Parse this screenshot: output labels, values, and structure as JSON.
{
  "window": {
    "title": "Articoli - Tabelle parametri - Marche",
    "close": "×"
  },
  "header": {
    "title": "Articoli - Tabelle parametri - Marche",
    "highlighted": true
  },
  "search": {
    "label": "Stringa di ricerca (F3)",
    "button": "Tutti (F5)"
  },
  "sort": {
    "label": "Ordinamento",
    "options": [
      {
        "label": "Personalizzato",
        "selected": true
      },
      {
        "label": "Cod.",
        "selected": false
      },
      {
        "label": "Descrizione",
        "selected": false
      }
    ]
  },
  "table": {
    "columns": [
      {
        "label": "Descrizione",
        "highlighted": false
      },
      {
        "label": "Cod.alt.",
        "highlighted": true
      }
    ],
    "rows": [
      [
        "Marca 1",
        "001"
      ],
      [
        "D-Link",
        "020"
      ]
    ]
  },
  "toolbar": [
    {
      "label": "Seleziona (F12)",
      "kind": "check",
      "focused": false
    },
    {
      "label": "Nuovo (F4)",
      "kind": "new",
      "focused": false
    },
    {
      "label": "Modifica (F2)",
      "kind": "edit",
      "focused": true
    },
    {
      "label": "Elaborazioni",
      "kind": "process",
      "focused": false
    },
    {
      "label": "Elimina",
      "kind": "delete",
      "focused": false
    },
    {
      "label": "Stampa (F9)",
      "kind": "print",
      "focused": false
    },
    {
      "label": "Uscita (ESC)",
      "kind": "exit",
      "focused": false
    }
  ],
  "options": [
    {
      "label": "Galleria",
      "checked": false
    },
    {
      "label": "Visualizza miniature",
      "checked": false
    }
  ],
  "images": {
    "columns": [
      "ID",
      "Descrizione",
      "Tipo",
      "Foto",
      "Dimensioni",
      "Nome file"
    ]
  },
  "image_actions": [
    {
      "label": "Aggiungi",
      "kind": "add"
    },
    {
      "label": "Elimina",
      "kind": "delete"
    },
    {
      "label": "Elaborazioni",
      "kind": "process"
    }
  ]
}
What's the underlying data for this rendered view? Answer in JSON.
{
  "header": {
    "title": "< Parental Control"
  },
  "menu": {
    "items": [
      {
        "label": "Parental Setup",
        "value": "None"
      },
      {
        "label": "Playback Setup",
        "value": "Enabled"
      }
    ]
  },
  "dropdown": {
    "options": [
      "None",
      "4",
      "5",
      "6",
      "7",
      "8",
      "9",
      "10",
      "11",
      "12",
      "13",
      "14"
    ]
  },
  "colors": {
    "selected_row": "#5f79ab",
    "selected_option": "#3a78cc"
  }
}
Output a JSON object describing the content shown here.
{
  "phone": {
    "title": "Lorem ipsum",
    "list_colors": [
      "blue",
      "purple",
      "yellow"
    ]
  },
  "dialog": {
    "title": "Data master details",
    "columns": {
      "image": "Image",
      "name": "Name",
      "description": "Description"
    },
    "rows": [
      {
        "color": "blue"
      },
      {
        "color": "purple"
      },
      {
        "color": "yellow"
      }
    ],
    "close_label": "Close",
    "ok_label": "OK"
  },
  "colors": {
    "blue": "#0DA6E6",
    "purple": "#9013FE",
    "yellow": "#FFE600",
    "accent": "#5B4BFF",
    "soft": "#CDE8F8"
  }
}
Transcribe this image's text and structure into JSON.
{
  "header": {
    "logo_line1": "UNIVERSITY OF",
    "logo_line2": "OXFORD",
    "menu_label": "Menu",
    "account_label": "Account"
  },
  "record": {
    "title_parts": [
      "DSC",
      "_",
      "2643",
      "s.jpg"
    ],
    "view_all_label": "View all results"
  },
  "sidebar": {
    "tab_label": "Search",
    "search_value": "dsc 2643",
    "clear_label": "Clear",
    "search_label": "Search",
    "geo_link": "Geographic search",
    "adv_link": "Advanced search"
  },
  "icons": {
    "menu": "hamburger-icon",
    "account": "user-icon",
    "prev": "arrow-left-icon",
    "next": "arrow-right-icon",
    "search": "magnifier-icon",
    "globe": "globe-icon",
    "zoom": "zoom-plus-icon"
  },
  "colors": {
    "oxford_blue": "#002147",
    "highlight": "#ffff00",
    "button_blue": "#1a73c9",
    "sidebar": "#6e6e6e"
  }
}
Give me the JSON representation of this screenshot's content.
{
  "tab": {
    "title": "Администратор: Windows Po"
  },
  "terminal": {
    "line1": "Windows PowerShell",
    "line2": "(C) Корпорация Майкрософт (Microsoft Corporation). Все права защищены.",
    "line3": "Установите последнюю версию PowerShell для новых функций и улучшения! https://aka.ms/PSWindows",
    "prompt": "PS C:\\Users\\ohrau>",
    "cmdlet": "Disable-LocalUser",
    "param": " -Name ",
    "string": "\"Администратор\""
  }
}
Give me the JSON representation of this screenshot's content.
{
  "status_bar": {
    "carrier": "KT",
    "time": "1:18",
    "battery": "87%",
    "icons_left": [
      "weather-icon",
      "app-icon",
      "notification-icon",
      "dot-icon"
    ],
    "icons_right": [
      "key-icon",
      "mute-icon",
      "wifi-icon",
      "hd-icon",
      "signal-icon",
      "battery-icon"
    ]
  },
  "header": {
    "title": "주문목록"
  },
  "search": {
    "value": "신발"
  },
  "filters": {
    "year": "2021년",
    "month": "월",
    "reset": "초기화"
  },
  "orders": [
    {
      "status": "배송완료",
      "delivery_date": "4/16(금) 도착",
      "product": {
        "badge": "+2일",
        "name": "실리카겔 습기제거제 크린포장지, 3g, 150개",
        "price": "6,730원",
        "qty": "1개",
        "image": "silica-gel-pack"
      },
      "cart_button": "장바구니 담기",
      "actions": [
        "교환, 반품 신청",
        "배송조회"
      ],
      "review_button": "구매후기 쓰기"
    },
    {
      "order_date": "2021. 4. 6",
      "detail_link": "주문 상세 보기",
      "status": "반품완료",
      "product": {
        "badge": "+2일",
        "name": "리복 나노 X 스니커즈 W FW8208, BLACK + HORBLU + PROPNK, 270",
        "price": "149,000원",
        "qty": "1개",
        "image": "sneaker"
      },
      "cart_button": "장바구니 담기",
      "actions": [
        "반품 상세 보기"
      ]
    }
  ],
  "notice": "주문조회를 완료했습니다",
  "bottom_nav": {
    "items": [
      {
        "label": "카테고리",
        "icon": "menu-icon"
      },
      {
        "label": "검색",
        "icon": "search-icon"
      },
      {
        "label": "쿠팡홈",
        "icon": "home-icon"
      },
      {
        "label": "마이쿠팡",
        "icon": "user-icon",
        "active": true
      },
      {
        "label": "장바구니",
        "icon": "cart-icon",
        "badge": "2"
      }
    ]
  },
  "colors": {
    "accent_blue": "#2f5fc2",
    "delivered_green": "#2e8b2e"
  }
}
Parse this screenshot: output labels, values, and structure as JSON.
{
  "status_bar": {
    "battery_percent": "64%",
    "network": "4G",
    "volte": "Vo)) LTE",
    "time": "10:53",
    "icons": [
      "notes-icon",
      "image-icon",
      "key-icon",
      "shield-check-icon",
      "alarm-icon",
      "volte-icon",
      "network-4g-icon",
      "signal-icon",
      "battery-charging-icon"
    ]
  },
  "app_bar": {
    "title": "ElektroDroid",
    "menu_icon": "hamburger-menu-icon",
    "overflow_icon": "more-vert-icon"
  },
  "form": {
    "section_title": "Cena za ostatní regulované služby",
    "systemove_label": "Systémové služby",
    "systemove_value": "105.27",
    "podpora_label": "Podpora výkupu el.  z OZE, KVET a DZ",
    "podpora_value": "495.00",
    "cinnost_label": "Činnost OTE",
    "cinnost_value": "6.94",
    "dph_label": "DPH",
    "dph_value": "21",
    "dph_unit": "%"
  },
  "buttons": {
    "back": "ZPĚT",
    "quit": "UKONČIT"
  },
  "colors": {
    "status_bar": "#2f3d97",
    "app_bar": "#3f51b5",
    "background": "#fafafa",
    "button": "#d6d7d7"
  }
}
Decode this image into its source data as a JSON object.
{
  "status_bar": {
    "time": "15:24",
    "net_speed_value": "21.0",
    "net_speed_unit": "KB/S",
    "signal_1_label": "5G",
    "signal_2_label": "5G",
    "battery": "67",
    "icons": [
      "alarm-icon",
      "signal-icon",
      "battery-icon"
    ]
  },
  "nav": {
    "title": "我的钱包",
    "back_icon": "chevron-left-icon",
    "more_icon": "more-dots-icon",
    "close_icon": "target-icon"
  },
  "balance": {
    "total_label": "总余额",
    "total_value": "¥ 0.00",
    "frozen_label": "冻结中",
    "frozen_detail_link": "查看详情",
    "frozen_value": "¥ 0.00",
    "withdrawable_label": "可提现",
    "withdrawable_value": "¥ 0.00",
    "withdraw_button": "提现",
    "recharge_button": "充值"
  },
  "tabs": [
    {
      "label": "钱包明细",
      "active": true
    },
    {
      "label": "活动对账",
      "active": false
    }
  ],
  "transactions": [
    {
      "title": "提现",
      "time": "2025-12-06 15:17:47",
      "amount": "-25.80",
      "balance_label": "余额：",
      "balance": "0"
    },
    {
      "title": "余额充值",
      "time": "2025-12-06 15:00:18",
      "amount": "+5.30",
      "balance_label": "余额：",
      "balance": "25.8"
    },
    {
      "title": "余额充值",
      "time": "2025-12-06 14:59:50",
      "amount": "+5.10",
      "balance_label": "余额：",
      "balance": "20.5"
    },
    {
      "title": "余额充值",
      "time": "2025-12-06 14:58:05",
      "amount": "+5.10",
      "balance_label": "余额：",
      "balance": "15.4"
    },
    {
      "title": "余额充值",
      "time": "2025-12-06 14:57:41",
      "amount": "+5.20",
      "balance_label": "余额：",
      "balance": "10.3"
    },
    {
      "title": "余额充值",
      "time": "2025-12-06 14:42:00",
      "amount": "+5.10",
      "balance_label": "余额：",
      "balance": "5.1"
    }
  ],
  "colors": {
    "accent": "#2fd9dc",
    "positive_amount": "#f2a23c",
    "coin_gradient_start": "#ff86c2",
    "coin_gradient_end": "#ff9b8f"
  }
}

-------------------------

Scan the material above and determine how many lines include the word "true"; report only the number.

6